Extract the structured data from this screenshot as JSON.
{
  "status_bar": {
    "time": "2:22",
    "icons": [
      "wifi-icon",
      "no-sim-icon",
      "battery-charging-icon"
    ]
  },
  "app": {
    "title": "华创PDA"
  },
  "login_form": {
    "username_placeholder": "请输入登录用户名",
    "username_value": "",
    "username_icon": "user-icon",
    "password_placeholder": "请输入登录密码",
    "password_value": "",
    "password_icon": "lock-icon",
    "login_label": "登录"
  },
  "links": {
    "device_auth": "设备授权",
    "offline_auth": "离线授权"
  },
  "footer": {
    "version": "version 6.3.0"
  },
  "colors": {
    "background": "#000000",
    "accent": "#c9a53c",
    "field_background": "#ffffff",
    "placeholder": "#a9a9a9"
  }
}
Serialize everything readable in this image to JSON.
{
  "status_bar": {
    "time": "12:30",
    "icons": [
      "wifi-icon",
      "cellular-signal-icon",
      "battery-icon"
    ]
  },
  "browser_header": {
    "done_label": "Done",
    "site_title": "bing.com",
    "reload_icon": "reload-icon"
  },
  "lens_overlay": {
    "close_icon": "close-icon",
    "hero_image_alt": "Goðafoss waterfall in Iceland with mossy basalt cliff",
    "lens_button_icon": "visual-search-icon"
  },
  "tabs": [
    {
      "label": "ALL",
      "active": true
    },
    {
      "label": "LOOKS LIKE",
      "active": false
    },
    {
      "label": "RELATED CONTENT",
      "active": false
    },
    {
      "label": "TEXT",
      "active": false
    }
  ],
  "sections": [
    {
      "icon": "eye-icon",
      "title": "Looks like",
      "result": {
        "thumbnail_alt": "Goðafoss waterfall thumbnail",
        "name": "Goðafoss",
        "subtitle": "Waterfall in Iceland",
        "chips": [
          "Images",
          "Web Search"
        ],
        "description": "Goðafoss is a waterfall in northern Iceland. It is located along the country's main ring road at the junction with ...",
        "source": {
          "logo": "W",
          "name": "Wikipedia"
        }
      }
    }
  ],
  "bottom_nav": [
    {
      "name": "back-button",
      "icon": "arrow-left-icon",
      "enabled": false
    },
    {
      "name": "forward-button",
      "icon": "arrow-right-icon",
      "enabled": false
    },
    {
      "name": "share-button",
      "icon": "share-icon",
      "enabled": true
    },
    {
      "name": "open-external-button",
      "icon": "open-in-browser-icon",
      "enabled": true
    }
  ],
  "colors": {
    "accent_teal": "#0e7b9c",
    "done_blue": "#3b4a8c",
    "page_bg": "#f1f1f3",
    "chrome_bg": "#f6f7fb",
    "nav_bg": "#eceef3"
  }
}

● **Request**:
Using the data above, reproduce every line exactly.

● **Result for this task**:
Extract the structured data from this screenshot as JSON.
{
  "status_bar": {
    "time": "2:22",
    "icons": [
      "wifi-icon",
      "no-sim-icon",
      "battery-charging-icon"
    ]
  },
  "app": {
    "title": "华创PDA"
  },
  "login_form": {
    "username_placeholder": "请输入登录用户名",
    "username_value": "",
    "username_icon": "user-icon",
    "password_placeholder": "请输入登录密码",
    "password_value": "",
    "password_icon": "lock-icon",
    "login_label": "登录"
  },
  "links": {
    "device_auth": "设备授权",
    "offline_auth": "离线授权"
  },
  "footer": {
    "version": "version 6.3.0"
  },
  "colors": {
    "background": "#000000",
    "accent": "#c9a53c",
    "field_background": "#ffffff",
    "placeholder": "#a9a9a9"
  }
}
Serialize everything readable in this image to JSON.
{
  "status_bar": {
    "time": "12:30",
    "icons": [
      "wifi-icon",
      "cellular-signal-icon",
      "battery-icon"
    ]
  },
  "browser_header": {
    "done_label": "Done",
    "site_title": "bing.com",
    "reload_icon": "reload-icon"
  },
  "lens_overlay": {
    "close_icon": "close-icon",
    "hero_image_alt": "Goðafoss waterfall in Iceland with mossy basalt cliff",
    "lens_button_icon": "visual-search-icon"
  },
  "tabs": [
    {
      "label": "ALL",
      "active": true
    },
    {
      "label": "LOOKS LIKE",
      "active": false
    },
    {
      "label": "RELATED CONTENT",
      "active": false
    },
    {
      "label": "TEXT",
      "active": false
    }
  ],
  "sections": [
    {
      "icon": "eye-icon",
      "title": "Looks like",
      "result": {
        "thumbnail_alt": "Goðafoss waterfall thumbnail",
        "name": "Goðafoss",
        "subtitle": "Waterfall in Iceland",
        "chips": [
          "Images",
          "Web Search"
        ],
        "description": "Goðafoss is a waterfall in northern Iceland. It is located along the country's main ring road at the junction with ...",
        "source": {
          "logo": "W",
          "name": "Wikipedia"
        }
      }
    }
  ],
  "bottom_nav": [
    {
      "name": "back-button",
      "icon": "arrow-left-icon",
      "enabled": false
    },
    {
      "name": "forward-button",
      "icon": "arrow-right-icon",
      "enabled": false
    },
    {
      "name": "share-button",
      "icon": "share-icon",
      "enabled": true
    },
    {
      "name": "open-external-button",
      "icon": "open-in-browser-icon",
      "enabled": true
    }
  ],
  "colors": {
    "accent_teal": "#0e7b9c",
    "done_blue": "#3b4a8c",
    "page_bg": "#f1f1f3",
    "chrome_bg": "#f6f7fb",
    "nav_bg": "#eceef3"
  }
}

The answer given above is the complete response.